The New York Times article "The Pitfalls of Identifying a Gifted Child" featured essays by four education "experts," followed by hundreds of comments, mostly by former gifted students.
There's a political angle to this.
The Democratic Party is philosophically not behind gifted student education. I know many party members will disagree with this assessment, but it's true. The party has proletarian roots that leaves it focusing on what it perceives to be disadvantaged people. On the other hand it is behind more teachers, more educational specialties, lavish special ed programs, and more public education in general, so--especially in flush times--it will tolerate what appears on the face of it to be an elitist program.
The Republican Party is also not behind gifted education philosophically. It favors a traditional focus on the 3 Rs and not this fancy-schmancy educator stuff. And its Small Government focus says less public sector is better unless proven otherwise. And gifted kids are by definition gifted--let them be gifted on their own dime.
And the GOP has acquired a powerfully anti-intellectual angle courtesy of Nixon's Southern Strategy, in which the party gained the South in exchange for becoming Christian Fundamentalist with a focus on not teaching evolution and sex instead of focusing on what we should be teaching--and to whom.
I may be setting up straw man arguments here to make my point, but even if you disagree with my attaching party labels to these attitudes, these attitudes are so common they're in the majority.
Today school districts spend many, many millions of dollars on mentally handicapped children, while cutting back on gifted student programs or eliminating them altogether.
The Return on Investment for society has been almost nonexistent. It takes people off welfare rolls, or reduces their dependency at least, and the workforce gets dishwashers, box boys and nannies--something we already have in abundance.
OTOH investment in gifted kids--especially those from disadvantaged groups and/or families--not only gives us more lead engineers, innovative doctors, artists, and entrepreneurs--it helps ensure that they won't use their talents to become con artists or biker gang leaders or BP executives...or Lee Atwaters, for that matter.
That is:
Un-helped mentally handicapped kids become hapless adults.
Un-helped gifted kids become dangerous adults.
Helped mentally handicapped kids become unskilled laborers at best.
Helped gifted kids add to everyone's opportunities, prosperity and health.
In the NYTimes article, the educational experts talked about all the tests we have to identify gifted kids--used as much to block kids who (or whose parents) want to enter gifted programs.
My nonpartisan answer is: this is largely about educational administrators being control freaks and trying to stick what they regard as their expertise into an area they can't actually contribute, unless they're gifted themselves. And I guarantee you most are not, in spades.

### Entries
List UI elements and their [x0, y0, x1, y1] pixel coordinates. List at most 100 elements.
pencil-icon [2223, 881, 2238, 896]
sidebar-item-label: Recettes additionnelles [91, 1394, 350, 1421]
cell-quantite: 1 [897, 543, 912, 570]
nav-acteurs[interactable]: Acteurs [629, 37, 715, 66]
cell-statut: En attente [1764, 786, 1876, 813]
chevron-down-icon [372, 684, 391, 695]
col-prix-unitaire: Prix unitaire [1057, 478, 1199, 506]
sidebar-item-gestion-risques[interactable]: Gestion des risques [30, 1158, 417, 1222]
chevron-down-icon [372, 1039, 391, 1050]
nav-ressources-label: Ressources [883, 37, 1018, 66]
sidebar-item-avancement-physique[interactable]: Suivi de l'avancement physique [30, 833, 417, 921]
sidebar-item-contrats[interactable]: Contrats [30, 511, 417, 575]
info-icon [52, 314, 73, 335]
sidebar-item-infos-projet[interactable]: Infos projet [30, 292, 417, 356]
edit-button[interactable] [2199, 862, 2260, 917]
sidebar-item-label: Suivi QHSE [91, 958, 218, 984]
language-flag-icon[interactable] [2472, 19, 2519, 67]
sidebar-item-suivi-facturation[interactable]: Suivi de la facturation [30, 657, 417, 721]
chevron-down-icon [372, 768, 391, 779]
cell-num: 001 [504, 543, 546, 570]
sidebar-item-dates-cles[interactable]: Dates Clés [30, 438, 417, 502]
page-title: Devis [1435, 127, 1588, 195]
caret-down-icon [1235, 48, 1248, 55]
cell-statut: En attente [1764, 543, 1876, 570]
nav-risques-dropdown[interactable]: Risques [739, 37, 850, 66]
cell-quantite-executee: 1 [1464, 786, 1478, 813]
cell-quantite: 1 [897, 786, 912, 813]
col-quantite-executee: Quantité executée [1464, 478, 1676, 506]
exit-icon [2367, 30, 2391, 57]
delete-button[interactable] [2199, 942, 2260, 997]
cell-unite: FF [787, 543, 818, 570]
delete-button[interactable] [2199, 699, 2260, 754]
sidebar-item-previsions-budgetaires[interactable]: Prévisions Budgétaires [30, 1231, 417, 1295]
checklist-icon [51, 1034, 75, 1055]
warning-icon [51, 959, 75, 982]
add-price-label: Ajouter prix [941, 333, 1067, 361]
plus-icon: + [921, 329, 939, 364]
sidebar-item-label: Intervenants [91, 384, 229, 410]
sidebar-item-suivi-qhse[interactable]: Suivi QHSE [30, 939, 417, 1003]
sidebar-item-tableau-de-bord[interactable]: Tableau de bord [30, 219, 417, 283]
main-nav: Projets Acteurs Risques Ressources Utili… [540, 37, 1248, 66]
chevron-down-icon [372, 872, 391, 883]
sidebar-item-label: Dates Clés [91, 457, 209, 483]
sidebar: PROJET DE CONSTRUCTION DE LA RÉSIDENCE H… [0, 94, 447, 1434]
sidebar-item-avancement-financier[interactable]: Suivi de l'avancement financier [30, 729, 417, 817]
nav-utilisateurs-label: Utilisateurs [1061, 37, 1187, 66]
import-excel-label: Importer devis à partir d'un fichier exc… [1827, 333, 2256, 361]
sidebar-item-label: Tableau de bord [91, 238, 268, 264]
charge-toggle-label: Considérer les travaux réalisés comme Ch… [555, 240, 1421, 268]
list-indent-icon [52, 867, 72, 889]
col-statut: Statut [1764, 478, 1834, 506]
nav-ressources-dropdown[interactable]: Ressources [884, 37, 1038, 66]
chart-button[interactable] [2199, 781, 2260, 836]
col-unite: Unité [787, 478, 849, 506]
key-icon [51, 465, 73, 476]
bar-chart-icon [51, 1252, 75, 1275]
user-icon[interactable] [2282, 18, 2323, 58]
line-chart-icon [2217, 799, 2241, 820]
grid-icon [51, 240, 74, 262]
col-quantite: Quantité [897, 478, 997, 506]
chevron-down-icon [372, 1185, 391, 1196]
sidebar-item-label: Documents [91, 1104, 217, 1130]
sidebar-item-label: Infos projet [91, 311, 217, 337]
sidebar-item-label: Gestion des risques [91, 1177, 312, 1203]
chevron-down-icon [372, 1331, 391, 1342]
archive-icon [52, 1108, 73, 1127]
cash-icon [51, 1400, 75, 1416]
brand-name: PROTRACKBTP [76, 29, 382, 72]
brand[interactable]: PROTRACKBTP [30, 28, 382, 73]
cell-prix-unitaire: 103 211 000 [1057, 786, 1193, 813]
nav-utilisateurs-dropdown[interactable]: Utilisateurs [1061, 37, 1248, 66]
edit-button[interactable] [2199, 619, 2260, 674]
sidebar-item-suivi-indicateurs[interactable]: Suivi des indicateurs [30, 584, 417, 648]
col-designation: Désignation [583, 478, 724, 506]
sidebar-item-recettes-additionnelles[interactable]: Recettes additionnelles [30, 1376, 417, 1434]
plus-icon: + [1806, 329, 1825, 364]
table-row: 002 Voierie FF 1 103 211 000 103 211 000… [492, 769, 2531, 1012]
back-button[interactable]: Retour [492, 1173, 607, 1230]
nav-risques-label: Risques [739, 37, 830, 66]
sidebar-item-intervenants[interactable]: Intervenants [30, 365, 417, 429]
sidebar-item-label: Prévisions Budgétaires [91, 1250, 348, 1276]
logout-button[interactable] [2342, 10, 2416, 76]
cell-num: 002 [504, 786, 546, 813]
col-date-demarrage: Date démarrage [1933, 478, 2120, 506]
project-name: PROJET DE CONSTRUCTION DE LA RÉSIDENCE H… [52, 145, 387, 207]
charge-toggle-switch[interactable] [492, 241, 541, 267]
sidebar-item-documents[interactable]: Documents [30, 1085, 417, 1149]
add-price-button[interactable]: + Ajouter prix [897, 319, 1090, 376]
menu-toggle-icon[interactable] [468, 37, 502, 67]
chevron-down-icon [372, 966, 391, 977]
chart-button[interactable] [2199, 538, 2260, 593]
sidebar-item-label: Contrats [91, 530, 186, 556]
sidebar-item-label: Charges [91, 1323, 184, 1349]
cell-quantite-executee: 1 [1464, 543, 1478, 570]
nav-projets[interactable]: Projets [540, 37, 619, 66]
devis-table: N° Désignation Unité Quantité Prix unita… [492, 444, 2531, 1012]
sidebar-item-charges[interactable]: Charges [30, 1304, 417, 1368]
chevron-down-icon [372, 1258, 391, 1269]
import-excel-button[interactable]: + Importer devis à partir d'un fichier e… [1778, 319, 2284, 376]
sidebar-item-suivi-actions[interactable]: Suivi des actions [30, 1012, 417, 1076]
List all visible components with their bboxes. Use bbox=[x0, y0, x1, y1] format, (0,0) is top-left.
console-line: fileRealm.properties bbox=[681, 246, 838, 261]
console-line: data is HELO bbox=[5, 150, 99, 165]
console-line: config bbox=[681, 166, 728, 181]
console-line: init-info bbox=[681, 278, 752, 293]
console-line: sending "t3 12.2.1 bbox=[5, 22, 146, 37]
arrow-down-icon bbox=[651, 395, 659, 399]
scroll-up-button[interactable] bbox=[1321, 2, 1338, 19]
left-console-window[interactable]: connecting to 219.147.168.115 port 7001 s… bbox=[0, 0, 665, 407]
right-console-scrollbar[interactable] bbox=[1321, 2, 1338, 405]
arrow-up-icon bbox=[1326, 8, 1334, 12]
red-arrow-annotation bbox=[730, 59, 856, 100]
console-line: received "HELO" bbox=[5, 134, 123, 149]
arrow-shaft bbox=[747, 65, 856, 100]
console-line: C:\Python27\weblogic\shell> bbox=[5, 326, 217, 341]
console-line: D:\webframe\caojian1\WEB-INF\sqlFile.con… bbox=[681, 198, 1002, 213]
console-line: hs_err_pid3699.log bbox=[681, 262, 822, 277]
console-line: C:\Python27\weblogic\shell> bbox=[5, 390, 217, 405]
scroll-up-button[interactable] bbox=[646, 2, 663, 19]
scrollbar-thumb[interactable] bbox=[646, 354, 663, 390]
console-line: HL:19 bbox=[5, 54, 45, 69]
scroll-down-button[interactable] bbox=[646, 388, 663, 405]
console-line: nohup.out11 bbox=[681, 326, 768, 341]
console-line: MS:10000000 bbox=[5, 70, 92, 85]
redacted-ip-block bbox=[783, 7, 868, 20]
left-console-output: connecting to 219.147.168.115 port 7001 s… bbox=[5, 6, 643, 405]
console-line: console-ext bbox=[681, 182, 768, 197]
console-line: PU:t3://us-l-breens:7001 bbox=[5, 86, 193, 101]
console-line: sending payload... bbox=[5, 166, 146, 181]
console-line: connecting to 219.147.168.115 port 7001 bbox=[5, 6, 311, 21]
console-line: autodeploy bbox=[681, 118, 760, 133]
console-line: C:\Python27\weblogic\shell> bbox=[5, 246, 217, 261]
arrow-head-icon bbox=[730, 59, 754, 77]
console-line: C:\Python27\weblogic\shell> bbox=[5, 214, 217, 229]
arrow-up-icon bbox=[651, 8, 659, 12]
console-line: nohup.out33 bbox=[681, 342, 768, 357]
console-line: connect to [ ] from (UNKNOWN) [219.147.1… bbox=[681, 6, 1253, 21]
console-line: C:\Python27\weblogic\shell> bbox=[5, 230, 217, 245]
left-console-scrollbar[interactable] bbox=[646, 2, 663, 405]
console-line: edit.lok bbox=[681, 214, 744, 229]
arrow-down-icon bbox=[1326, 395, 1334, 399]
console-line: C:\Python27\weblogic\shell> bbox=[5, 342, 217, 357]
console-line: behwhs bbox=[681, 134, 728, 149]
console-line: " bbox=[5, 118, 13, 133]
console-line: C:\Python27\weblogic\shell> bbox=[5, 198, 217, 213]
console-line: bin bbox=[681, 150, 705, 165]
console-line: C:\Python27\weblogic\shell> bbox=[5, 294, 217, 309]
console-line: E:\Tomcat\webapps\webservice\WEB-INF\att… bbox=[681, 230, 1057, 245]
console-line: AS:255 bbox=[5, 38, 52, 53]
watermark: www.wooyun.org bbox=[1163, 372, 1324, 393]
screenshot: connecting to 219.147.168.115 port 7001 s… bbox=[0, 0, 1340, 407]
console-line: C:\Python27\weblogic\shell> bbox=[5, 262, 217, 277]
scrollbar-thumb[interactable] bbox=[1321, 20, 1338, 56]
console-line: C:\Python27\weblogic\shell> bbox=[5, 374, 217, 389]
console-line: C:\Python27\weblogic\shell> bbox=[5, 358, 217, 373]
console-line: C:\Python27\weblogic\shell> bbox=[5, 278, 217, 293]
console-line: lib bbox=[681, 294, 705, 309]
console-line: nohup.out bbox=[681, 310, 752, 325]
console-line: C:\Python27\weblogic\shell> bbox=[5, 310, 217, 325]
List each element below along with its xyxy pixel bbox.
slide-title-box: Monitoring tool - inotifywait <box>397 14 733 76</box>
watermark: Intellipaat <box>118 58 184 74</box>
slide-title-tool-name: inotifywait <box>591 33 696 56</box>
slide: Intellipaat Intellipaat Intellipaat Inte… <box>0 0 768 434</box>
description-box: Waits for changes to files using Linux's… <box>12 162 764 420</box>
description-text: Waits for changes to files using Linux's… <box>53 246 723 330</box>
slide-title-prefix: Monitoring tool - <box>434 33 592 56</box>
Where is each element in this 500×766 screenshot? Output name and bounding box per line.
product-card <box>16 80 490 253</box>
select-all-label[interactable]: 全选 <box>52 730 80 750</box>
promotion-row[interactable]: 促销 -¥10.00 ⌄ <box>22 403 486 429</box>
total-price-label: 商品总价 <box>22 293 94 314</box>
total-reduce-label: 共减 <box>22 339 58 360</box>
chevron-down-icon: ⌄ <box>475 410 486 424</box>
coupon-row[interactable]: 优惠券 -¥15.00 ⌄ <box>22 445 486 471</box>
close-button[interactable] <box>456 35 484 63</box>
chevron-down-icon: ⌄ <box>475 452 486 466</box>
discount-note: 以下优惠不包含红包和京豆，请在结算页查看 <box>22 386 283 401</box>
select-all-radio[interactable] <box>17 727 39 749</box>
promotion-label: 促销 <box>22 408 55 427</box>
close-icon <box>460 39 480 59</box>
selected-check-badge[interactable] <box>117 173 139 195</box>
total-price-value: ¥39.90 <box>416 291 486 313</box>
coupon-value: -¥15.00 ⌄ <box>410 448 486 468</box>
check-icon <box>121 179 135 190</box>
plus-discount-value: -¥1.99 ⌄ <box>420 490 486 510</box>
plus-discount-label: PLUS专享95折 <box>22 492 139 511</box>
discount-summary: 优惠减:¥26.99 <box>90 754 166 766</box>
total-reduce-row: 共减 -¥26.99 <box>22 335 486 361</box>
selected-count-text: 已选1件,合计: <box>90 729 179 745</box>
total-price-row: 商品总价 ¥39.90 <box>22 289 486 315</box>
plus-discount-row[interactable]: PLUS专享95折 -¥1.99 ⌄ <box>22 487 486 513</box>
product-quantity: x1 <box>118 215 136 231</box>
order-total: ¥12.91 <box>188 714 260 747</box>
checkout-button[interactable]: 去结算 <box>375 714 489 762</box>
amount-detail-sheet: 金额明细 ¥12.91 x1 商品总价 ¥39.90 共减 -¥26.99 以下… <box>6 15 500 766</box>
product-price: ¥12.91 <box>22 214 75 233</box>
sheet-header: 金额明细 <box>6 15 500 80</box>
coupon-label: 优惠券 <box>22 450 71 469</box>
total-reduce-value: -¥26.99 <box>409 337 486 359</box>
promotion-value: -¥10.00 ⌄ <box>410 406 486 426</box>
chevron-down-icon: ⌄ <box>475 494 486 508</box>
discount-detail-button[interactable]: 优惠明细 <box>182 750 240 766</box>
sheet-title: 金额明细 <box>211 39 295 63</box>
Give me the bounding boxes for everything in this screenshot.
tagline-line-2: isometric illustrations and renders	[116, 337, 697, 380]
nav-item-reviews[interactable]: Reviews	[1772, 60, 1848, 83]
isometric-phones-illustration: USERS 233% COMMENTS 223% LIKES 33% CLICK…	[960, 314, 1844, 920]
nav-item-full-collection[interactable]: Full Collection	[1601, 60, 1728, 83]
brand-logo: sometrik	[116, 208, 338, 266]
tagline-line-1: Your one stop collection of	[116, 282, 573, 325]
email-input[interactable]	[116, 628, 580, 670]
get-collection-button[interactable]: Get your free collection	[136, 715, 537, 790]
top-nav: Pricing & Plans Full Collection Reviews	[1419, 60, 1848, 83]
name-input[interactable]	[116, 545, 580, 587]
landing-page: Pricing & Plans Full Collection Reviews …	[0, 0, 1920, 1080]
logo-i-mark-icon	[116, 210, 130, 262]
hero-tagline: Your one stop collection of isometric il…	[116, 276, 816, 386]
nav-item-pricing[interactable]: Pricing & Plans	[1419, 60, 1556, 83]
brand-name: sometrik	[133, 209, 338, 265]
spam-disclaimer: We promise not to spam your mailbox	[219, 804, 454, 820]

### Given task 1
Answer these questions from the gifted-education post.
(a) How many education experts wrote essays for the New York Times article?
(b) What traditional focus does the post say the Republican Party favors?
(c) What does the post say un-helped gifted kids become?
### Given task 2
Decide whether each statement agrees with the gifted-education post. Answer yes or no, and quote the words from the post that settle it.
(a) School districts are expanding their gifted student programs.
(b) Hundreds of comments followed the New York Times article.
(c) The author grants that the arguments may be straw men.
Answer from the text alone.

### Reply 1
(a) Four.
(b) A focus on the 3 Rs.
(c) Dangerous adults.

### Reply 2
(a) No: "while cutting back on gifted student programs or eliminating them altogether."
(b) Yes: "followed by hundreds of comments, mostly by former gifted students."
(c) Yes: "I may be setting up straw man arguments here to make my point."